[Collected data]

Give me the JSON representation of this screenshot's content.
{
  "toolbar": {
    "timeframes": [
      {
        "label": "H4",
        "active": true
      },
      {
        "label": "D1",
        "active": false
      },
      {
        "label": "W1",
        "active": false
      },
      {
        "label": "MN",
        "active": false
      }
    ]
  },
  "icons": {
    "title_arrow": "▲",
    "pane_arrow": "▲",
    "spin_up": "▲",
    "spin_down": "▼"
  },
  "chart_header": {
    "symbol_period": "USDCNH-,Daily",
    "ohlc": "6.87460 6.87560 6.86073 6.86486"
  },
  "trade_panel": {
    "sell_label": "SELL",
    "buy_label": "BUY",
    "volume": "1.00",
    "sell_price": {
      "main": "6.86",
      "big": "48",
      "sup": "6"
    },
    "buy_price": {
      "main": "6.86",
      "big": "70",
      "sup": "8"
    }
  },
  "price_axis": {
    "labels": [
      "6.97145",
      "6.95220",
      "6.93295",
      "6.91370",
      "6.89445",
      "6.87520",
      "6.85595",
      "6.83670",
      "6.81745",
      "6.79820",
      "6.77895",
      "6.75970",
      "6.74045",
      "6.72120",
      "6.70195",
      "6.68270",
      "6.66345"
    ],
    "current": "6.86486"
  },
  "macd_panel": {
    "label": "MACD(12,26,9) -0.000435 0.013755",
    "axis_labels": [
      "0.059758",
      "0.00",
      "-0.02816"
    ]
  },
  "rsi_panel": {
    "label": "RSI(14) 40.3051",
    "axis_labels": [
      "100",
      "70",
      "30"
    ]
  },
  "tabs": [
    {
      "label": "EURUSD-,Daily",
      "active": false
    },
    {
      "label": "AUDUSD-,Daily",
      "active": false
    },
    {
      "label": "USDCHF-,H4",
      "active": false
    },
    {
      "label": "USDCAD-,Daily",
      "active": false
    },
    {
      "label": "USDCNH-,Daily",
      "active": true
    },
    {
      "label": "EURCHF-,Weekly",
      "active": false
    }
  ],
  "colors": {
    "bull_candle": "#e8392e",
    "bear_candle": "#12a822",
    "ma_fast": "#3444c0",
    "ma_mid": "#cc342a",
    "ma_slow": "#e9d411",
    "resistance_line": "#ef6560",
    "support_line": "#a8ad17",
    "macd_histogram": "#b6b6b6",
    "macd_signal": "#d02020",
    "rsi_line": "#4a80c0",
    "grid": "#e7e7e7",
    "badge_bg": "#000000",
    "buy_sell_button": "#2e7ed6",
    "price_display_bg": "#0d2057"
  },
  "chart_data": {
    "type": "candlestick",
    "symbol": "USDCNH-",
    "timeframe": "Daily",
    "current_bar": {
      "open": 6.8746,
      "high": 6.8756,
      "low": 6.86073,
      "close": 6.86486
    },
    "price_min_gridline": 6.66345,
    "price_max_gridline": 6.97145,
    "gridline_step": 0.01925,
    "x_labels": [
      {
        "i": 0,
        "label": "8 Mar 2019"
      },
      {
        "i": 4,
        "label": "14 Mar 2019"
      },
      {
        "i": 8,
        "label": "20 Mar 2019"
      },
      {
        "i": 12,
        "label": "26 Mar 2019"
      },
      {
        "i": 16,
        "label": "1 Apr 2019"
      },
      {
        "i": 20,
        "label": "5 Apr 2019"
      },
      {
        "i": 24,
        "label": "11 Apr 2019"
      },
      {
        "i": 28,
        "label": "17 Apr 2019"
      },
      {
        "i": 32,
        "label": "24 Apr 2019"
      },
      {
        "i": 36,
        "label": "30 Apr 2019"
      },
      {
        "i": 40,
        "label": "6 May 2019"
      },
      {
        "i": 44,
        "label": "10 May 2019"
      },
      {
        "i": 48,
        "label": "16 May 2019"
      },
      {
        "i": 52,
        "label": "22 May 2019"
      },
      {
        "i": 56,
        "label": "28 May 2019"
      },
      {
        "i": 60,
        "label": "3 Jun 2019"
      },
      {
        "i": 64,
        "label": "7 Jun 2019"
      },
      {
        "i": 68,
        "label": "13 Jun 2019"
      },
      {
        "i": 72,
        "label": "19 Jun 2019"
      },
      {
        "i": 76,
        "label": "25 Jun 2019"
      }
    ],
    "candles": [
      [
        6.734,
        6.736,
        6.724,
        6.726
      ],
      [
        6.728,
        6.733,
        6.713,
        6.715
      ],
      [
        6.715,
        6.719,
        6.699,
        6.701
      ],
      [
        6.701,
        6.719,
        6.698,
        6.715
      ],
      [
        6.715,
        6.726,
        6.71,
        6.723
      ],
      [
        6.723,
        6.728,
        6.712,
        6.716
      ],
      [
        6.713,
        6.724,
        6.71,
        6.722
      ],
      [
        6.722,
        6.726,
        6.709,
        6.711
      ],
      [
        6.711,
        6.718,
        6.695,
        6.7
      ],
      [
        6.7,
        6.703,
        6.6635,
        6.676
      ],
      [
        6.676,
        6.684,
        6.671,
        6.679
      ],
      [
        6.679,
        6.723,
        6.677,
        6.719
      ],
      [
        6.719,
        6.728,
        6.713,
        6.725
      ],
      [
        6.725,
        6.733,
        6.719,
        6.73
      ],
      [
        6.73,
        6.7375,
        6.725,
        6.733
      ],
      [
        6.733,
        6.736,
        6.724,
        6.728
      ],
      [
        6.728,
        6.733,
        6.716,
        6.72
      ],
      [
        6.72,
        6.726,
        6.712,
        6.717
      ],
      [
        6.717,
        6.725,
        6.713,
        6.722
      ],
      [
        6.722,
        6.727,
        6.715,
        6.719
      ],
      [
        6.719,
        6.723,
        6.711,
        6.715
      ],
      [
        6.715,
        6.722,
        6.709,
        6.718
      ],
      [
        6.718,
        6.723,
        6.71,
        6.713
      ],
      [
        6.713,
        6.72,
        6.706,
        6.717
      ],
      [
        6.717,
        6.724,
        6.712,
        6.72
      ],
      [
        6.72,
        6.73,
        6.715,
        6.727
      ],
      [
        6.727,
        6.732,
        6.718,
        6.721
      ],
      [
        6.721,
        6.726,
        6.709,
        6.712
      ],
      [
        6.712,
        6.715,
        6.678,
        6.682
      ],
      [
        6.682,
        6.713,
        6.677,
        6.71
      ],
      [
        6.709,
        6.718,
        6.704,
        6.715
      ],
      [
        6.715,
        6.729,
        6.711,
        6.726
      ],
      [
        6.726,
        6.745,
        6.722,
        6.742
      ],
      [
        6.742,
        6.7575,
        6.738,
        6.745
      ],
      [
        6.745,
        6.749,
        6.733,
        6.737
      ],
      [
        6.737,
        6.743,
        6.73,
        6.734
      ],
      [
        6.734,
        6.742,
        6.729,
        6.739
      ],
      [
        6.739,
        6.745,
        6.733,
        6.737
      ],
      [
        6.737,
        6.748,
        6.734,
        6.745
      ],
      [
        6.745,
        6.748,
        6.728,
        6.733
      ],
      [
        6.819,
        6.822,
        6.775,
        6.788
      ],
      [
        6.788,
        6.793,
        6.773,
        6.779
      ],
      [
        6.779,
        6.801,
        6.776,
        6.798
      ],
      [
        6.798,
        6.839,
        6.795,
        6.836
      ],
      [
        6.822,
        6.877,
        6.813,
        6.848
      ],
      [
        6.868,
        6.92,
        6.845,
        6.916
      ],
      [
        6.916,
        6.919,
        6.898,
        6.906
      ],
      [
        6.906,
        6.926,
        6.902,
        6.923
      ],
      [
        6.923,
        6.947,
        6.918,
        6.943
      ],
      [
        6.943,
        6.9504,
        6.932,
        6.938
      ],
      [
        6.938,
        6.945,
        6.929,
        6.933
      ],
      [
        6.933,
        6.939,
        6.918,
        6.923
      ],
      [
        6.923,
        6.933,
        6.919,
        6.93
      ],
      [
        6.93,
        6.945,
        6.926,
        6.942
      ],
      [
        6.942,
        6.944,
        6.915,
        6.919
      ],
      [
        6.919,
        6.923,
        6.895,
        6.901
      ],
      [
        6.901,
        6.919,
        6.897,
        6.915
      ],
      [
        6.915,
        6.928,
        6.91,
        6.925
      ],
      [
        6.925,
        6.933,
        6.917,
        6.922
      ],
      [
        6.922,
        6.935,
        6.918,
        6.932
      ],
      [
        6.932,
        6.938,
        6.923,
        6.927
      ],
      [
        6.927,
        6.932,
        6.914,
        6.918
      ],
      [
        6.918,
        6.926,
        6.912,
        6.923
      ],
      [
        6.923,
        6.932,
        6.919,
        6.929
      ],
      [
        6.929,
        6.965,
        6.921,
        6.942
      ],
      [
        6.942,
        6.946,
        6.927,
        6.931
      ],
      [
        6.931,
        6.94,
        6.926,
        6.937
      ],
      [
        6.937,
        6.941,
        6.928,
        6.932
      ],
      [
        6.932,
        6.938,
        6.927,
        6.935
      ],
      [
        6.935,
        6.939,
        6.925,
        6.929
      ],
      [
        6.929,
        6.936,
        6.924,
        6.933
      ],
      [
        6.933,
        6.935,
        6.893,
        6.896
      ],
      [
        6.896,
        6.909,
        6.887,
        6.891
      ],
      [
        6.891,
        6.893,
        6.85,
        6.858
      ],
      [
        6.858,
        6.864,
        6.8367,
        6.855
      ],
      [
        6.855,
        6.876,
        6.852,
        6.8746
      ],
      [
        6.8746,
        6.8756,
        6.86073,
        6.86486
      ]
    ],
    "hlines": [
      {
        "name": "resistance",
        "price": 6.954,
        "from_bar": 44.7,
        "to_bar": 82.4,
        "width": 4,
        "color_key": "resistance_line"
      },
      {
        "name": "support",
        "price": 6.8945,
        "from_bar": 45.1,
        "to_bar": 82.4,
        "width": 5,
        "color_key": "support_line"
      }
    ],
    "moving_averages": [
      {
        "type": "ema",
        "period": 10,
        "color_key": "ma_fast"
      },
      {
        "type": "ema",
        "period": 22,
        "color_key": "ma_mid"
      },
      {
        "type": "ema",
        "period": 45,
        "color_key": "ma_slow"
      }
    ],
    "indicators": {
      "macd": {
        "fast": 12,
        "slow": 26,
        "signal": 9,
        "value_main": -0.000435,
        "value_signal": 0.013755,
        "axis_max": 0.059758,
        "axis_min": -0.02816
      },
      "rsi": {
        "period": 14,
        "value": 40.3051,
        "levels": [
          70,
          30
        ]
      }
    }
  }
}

• Written instruction
Report the number of lines in the entries above that include the string "USDCNH". Give nothing but the number.

• The answer
3